» **Task to complete**
Reproduce the entire listing below verbatim, keeping every line in its original order.

========

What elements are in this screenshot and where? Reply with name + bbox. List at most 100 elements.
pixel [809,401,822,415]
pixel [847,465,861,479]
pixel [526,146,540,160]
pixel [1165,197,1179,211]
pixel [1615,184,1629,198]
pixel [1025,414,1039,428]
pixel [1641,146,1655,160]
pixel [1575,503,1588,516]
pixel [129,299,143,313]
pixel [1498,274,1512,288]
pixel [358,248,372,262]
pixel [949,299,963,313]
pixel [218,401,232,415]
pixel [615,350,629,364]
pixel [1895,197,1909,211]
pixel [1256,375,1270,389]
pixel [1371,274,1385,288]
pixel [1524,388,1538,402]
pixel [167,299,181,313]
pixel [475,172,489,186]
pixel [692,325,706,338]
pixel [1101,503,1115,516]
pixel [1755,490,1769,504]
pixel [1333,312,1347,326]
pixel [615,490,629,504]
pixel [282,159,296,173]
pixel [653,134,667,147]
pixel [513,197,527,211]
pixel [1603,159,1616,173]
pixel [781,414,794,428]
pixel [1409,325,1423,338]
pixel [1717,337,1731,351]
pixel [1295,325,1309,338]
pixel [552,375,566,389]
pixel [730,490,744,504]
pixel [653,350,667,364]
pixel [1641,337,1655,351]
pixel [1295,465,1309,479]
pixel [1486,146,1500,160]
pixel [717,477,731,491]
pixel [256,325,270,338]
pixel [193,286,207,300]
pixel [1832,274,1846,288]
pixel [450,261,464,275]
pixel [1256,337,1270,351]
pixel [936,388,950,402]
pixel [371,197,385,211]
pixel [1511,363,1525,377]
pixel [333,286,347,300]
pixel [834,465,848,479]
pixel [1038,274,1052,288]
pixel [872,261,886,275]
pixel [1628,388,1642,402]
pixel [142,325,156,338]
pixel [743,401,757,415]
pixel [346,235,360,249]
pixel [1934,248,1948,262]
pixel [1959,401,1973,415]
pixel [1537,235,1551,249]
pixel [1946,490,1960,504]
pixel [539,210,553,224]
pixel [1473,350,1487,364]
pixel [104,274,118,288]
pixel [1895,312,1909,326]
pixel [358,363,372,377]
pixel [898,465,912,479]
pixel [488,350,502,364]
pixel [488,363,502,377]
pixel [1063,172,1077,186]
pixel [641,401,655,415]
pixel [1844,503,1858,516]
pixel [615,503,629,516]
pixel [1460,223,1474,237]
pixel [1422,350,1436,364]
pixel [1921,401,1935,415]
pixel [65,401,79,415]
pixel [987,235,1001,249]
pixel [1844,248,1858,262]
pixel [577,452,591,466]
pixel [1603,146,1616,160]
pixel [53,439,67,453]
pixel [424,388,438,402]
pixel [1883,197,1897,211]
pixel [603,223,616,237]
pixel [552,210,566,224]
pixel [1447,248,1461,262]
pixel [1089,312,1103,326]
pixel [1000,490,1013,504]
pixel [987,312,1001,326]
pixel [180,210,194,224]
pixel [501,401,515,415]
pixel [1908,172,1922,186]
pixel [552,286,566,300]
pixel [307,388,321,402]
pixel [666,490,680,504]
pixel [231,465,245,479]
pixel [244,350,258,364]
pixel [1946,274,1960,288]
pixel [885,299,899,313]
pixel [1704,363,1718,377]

========

» **Finished exercise**
What elements are in this screenshot and where? Reply with name + bbox. List at most 100 elements.
pixel [809,401,822,415]
pixel [847,465,861,479]
pixel [526,146,540,160]
pixel [1165,197,1179,211]
pixel [1615,184,1629,198]
pixel [1025,414,1039,428]
pixel [1641,146,1655,160]
pixel [1575,503,1588,516]
pixel [129,299,143,313]
pixel [1498,274,1512,288]
pixel [358,248,372,262]
pixel [949,299,963,313]
pixel [218,401,232,415]
pixel [615,350,629,364]
pixel [1895,197,1909,211]
pixel [1256,375,1270,389]
pixel [1371,274,1385,288]
pixel [1524,388,1538,402]
pixel [167,299,181,313]
pixel [475,172,489,186]
pixel [692,325,706,338]
pixel [1101,503,1115,516]
pixel [1755,490,1769,504]
pixel [1333,312,1347,326]
pixel [615,490,629,504]
pixel [282,159,296,173]
pixel [653,134,667,147]
pixel [513,197,527,211]
pixel [1603,159,1616,173]
pixel [781,414,794,428]
pixel [1409,325,1423,338]
pixel [1717,337,1731,351]
pixel [1295,325,1309,338]
pixel [552,375,566,389]
pixel [730,490,744,504]
pixel [653,350,667,364]
pixel [1641,337,1655,351]
pixel [1295,465,1309,479]
pixel [1486,146,1500,160]
pixel [717,477,731,491]
pixel [256,325,270,338]
pixel [193,286,207,300]
pixel [1832,274,1846,288]
pixel [450,261,464,275]
pixel [1256,337,1270,351]
pixel [936,388,950,402]
pixel [371,197,385,211]
pixel [1511,363,1525,377]
pixel [333,286,347,300]
pixel [834,465,848,479]
pixel [1038,274,1052,288]
pixel [872,261,886,275]
pixel [1628,388,1642,402]
pixel [142,325,156,338]
pixel [743,401,757,415]
pixel [346,235,360,249]
pixel [1934,248,1948,262]
pixel [1959,401,1973,415]
pixel [1537,235,1551,249]
pixel [1946,490,1960,504]
pixel [539,210,553,224]
pixel [1473,350,1487,364]
pixel [104,274,118,288]
pixel [1895,312,1909,326]
pixel [358,363,372,377]
pixel [898,465,912,479]
pixel [488,350,502,364]
pixel [488,363,502,377]
pixel [1063,172,1077,186]
pixel [641,401,655,415]
pixel [1844,503,1858,516]
pixel [615,503,629,516]
pixel [1460,223,1474,237]
pixel [1422,350,1436,364]
pixel [1921,401,1935,415]
pixel [65,401,79,415]
pixel [987,235,1001,249]
pixel [1844,248,1858,262]
pixel [577,452,591,466]
pixel [1603,146,1616,160]
pixel [53,439,67,453]
pixel [424,388,438,402]
pixel [1883,197,1897,211]
pixel [603,223,616,237]
pixel [552,210,566,224]
pixel [1447,248,1461,262]
pixel [1089,312,1103,326]
pixel [1000,490,1013,504]
pixel [987,312,1001,326]
pixel [180,210,194,224]
pixel [501,401,515,415]
pixel [1908,172,1922,186]
pixel [552,286,566,300]
pixel [307,388,321,402]
pixel [666,490,680,504]
pixel [231,465,245,479]
pixel [244,350,258,364]
pixel [1946,274,1960,288]
pixel [885,299,899,313]
pixel [1704,363,1718,377]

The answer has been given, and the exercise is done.